- Work to be completed
Each line of the data that includes the string "βανίλλης" is to be copied out.

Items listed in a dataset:
** Begin **

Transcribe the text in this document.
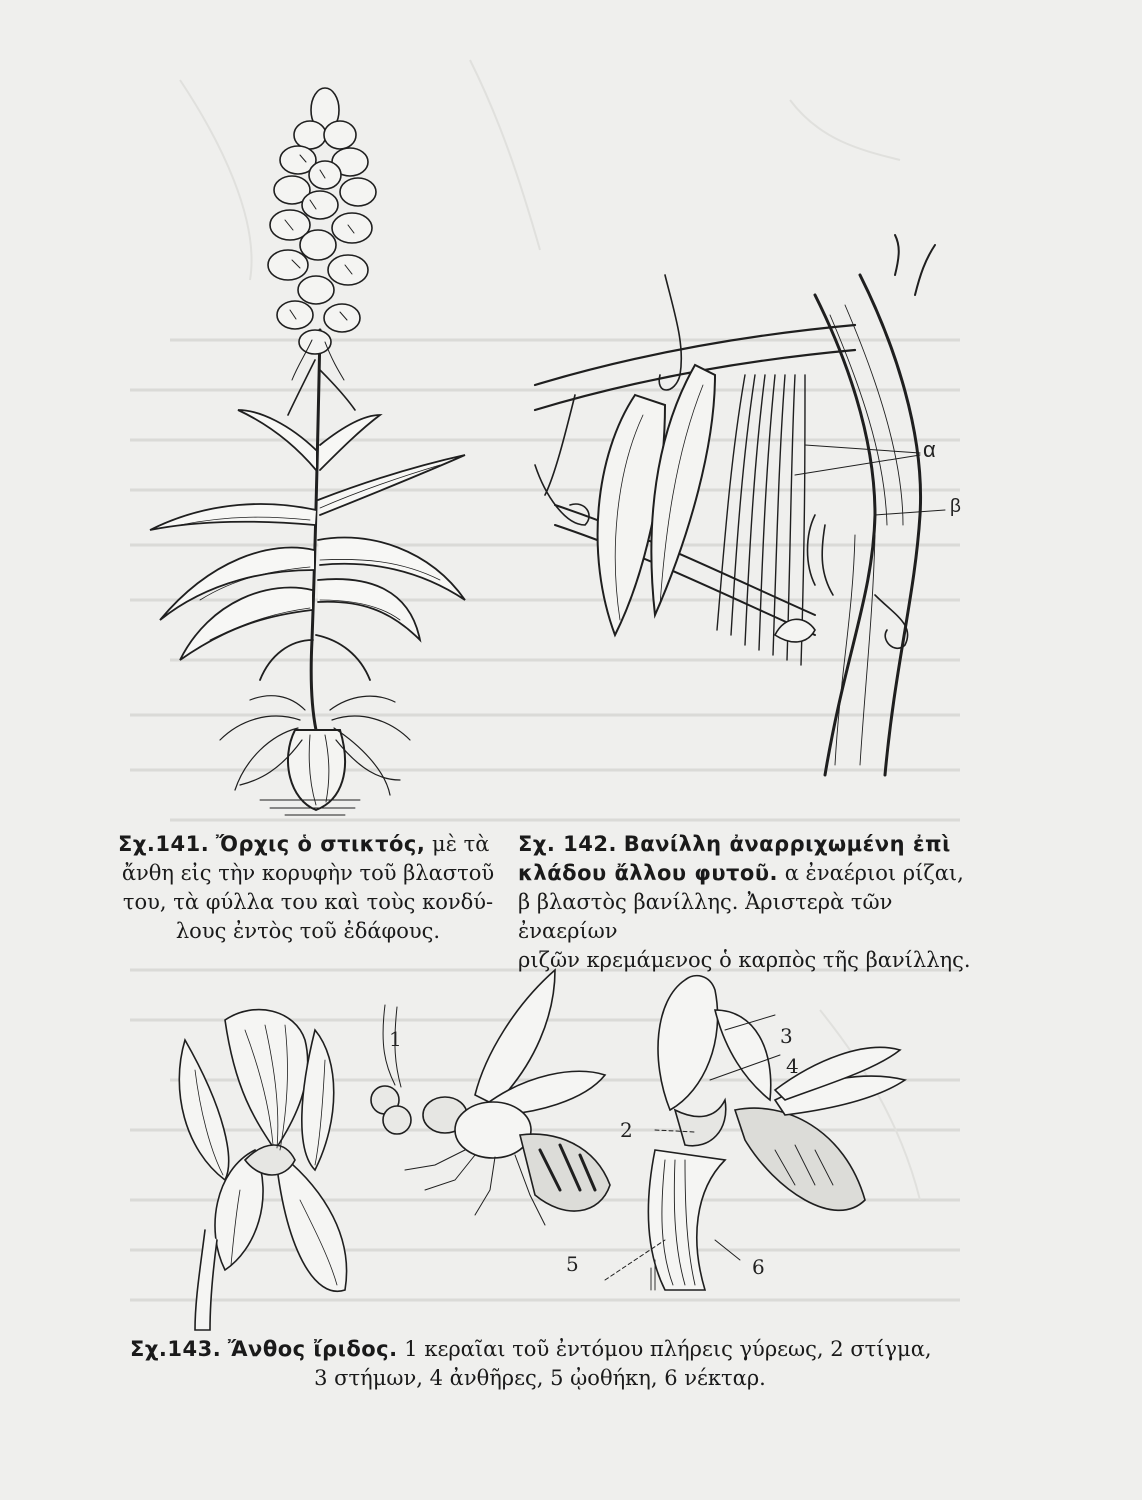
α
β
Σχ.141. Ὄρχις ὁ στικτός, μὲ τὰ
ἄνθη εἰς τὴν κορυφὴν τοῦ βλαστοῦ
του, τὰ φύλλα του καὶ τοὺς κονδύ-
λους ἐντὸς τοῦ ἐδάφους.
Σχ. 142. Βανίλλη ἀναρριχωμένη ἐπὶ
κλάδου ἄλλου φυτοῦ. α ἐναέριοι ρίζαι,
β βλαστὸς βανίλλης. Ἀριστερὰ τῶν ἐναερίων
ριζῶν κρεμάμενος ὁ καρπὸς τῆς βανίλλης.
1	3
4
2
5	6
Σχ.143. Ἄνθος ἴριδος. 1 κεραῖαι τοῦ ἐντόμου πλήρεις γύρεως, 2 στίγμα,
3 στήμων, 4 ἀνθῆρες, 5 ᾠοθήκη, 6 νέκταρ.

** End **

- Output below
β βλαστὸς βανίλλης. Ἀριστερὰ τῶν ἐναερίων
ριζῶν κρεμάμενος ὁ καρπὸς τῆς βανίλλης.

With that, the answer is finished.